**Task item:**
The records below should be written out again, exactly.

**The data:**
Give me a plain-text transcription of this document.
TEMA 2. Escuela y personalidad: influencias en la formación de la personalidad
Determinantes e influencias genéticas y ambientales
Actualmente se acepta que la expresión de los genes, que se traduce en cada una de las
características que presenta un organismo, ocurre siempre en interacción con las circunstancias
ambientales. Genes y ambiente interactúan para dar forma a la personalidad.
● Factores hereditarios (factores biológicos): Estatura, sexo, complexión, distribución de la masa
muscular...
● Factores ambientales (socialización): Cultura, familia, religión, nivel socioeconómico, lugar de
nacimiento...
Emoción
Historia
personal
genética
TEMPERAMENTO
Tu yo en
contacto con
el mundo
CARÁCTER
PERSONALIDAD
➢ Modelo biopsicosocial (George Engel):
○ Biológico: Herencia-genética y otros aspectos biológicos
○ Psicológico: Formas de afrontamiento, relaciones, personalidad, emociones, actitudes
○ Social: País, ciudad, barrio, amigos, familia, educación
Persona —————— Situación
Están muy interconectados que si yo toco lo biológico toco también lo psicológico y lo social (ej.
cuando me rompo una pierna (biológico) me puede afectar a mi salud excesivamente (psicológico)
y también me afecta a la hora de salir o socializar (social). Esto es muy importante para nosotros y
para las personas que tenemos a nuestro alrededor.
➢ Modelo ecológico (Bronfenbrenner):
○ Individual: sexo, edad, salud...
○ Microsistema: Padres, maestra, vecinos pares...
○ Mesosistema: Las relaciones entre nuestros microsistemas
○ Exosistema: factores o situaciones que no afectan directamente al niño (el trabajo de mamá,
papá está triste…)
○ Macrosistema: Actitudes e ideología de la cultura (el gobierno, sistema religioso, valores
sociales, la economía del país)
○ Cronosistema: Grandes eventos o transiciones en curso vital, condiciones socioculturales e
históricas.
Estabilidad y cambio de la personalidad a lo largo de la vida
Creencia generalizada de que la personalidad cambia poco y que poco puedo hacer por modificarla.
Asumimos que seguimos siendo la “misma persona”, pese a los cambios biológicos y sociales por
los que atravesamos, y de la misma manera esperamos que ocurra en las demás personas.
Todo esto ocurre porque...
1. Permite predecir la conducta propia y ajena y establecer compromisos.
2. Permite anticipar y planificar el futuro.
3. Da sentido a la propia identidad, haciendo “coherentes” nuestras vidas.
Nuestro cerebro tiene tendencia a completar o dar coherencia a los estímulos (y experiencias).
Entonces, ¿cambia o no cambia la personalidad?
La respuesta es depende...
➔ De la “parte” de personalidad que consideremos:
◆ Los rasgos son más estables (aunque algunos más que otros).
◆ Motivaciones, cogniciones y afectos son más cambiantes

**Answer to the problem:**
Give me a plain-text transcription of this document.
TEMA 2. Escuela y personalidad: influencias en la formación de la personalidad
Determinantes e influencias genéticas y ambientales
Actualmente se acepta que la expresión de los genes, que se traduce en cada una de las
características que presenta un organismo, ocurre siempre en interacción con las circunstancias
ambientales. Genes y ambiente interactúan para dar forma a la personalidad.
● Factores hereditarios (factores biológicos): Estatura, sexo, complexión, distribución de la masa
muscular...
● Factores ambientales (socialización): Cultura, familia, religión, nivel socioeconómico, lugar de
nacimiento...
Emoción
Historia
personal
genética
TEMPERAMENTO
Tu yo en
contacto con
el mundo
CARÁCTER
PERSONALIDAD
➢ Modelo biopsicosocial (George Engel):
○ Biológico: Herencia-genética y otros aspectos biológicos
○ Psicológico: Formas de afrontamiento, relaciones, personalidad, emociones, actitudes
○ Social: País, ciudad, barrio, amigos, familia, educación
Persona —————— Situación
Están muy interconectados que si yo toco lo biológico toco también lo psicológico y lo social (ej.
cuando me rompo una pierna (biológico) me puede afectar a mi salud excesivamente (psicológico)
y también me afecta a la hora de salir o socializar (social). Esto es muy importante para nosotros y
para las personas que tenemos a nuestro alrededor.
➢ Modelo ecológico (Bronfenbrenner):
○ Individual: sexo, edad, salud...
○ Microsistema: Padres, maestra, vecinos pares...
○ Mesosistema: Las relaciones entre nuestros microsistemas
○ Exosistema: factores o situaciones que no afectan directamente al niño (el trabajo de mamá,
papá está triste…)
○ Macrosistema: Actitudes e ideología de la cultura (el gobierno, sistema religioso, valores
sociales, la economía del país)
○ Cronosistema: Grandes eventos o transiciones en curso vital, condiciones socioculturales e
históricas.
Estabilidad y cambio de la personalidad a lo largo de la vida
Creencia generalizada de que la personalidad cambia poco y que poco puedo hacer por modificarla.
Asumimos que seguimos siendo la “misma persona”, pese a los cambios biológicos y sociales por
los que atravesamos, y de la misma manera esperamos que ocurra en las demás personas.
Todo esto ocurre porque...
1. Permite predecir la conducta propia y ajena y establecer compromisos.
2. Permite anticipar y planificar el futuro.
3. Da sentido a la propia identidad, haciendo “coherentes” nuestras vidas.
Nuestro cerebro tiene tendencia a completar o dar coherencia a los estímulos (y experiencias).
Entonces, ¿cambia o no cambia la personalidad?
La respuesta es depende...
➔ De la “parte” de personalidad que consideremos:
◆ Los rasgos son más estables (aunque algunos más que otros).
◆ Motivaciones, cogniciones y afectos son más cambiantes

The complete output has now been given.